• What is needed:
Locate all lines with the word "text". Copy them.

--- START OF Records for processing ---

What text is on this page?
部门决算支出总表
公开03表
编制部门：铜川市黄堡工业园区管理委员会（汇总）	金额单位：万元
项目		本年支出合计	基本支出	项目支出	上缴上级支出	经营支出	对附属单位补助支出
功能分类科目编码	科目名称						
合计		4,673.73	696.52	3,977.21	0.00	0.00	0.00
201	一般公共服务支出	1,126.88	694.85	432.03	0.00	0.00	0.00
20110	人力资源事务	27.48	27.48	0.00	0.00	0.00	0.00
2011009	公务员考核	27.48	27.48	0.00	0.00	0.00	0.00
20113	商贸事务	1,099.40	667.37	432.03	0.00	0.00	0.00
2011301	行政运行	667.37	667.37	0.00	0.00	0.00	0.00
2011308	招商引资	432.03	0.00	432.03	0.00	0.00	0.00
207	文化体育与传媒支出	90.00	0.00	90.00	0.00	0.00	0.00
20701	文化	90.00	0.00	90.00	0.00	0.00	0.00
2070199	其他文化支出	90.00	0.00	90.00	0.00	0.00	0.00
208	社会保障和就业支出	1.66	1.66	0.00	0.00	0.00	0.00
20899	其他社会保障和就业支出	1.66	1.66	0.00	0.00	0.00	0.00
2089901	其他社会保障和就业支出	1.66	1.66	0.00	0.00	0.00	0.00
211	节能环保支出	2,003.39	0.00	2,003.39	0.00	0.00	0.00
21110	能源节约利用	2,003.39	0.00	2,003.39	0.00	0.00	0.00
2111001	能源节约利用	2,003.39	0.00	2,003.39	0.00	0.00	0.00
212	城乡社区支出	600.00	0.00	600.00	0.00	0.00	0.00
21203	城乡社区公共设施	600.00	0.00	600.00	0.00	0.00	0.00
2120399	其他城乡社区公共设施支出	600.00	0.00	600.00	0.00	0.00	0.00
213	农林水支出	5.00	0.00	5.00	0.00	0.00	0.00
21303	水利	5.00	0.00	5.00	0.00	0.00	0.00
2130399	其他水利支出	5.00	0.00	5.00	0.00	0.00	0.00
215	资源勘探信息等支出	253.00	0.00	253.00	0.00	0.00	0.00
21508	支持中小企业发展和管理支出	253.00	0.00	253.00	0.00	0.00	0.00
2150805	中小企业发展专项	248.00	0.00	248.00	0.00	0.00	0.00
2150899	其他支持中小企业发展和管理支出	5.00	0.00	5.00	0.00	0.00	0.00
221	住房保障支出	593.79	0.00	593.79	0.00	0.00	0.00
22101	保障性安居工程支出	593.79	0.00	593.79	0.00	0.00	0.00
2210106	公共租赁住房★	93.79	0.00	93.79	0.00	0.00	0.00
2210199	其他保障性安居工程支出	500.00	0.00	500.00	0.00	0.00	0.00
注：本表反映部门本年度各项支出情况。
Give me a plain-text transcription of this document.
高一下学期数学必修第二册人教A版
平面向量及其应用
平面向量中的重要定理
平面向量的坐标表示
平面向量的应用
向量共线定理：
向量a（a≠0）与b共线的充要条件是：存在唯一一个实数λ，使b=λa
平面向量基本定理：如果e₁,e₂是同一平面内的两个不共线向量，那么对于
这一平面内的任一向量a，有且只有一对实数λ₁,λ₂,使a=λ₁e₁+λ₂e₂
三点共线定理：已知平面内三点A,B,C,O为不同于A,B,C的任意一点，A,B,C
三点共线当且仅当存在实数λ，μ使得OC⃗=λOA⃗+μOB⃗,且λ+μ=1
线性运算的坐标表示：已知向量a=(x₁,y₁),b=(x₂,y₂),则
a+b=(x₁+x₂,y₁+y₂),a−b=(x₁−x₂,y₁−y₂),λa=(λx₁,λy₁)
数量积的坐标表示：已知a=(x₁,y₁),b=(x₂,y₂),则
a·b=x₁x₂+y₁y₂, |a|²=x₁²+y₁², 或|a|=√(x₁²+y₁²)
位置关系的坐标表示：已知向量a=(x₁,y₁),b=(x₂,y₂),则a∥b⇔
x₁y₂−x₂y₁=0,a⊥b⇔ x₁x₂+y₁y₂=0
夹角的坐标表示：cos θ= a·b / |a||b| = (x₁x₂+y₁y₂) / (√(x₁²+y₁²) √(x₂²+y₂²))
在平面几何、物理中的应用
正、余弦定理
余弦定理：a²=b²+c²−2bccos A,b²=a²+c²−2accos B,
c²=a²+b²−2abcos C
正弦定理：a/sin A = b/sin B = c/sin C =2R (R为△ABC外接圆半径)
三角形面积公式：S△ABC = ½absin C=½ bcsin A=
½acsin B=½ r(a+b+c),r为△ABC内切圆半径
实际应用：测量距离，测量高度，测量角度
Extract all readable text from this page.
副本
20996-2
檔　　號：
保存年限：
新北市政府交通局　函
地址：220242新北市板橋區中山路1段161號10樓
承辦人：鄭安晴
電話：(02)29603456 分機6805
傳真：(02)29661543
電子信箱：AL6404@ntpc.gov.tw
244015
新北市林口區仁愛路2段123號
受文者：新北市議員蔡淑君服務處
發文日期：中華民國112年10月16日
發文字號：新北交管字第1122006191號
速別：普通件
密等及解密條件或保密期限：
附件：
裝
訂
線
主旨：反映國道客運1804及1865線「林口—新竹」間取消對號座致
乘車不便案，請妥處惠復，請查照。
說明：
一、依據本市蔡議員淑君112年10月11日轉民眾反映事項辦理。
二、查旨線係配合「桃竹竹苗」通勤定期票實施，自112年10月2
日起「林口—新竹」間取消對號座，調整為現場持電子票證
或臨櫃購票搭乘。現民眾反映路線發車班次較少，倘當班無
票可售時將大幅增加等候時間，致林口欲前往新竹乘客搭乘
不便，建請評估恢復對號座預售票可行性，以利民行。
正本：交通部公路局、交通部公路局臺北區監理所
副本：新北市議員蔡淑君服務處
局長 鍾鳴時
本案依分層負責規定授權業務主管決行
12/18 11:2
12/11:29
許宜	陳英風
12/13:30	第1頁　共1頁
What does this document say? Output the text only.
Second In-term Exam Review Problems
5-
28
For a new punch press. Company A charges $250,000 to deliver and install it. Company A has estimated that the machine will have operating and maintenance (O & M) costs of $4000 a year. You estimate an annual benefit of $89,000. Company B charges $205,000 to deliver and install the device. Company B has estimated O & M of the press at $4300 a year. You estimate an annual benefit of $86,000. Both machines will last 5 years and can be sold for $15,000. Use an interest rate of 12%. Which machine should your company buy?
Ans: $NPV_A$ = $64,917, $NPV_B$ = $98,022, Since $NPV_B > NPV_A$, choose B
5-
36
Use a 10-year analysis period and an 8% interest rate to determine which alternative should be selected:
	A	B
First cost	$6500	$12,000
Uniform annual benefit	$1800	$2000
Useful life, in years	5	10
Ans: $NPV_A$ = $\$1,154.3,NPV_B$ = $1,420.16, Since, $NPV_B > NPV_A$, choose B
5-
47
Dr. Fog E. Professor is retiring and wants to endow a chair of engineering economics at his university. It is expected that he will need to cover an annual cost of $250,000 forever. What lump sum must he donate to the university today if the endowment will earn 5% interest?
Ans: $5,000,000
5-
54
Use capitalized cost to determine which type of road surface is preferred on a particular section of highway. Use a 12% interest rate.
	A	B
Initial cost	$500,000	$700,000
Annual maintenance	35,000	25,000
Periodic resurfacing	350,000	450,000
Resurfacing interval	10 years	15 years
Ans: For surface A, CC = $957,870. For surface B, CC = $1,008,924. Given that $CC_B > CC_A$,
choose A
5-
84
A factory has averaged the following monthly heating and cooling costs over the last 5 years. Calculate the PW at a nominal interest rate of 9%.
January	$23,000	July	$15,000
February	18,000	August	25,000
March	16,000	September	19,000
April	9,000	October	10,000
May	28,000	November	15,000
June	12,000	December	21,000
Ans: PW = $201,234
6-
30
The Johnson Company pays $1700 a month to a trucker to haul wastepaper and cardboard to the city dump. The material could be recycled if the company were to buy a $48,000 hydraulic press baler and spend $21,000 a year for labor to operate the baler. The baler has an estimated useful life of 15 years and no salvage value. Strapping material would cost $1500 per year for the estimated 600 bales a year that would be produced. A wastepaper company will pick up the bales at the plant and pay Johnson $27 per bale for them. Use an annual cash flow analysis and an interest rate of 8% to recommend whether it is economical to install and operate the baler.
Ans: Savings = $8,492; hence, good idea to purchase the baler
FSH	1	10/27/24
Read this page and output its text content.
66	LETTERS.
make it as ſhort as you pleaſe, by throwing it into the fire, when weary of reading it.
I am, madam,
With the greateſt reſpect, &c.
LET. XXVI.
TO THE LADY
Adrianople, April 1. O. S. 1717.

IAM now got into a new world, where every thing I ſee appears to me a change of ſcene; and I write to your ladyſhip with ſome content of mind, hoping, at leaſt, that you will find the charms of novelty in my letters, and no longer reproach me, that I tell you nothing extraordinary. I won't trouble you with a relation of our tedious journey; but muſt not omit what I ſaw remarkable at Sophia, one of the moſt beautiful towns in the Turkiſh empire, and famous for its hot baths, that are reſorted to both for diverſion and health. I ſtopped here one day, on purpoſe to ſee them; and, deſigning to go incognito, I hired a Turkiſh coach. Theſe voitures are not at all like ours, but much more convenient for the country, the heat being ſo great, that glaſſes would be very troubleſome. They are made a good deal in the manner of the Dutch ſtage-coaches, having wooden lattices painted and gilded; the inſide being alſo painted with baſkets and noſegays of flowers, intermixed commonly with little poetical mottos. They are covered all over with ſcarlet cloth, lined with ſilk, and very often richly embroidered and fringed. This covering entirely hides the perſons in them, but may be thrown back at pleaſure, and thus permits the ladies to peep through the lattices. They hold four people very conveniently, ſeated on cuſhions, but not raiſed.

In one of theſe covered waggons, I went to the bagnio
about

--- END OF Records for processing ---

• Output for this task:
What text is on this page?
Give me a plain-text transcription of this document.
Extract all readable text from this page.
What does this document say? Output the text only.
Read this page and output its text content.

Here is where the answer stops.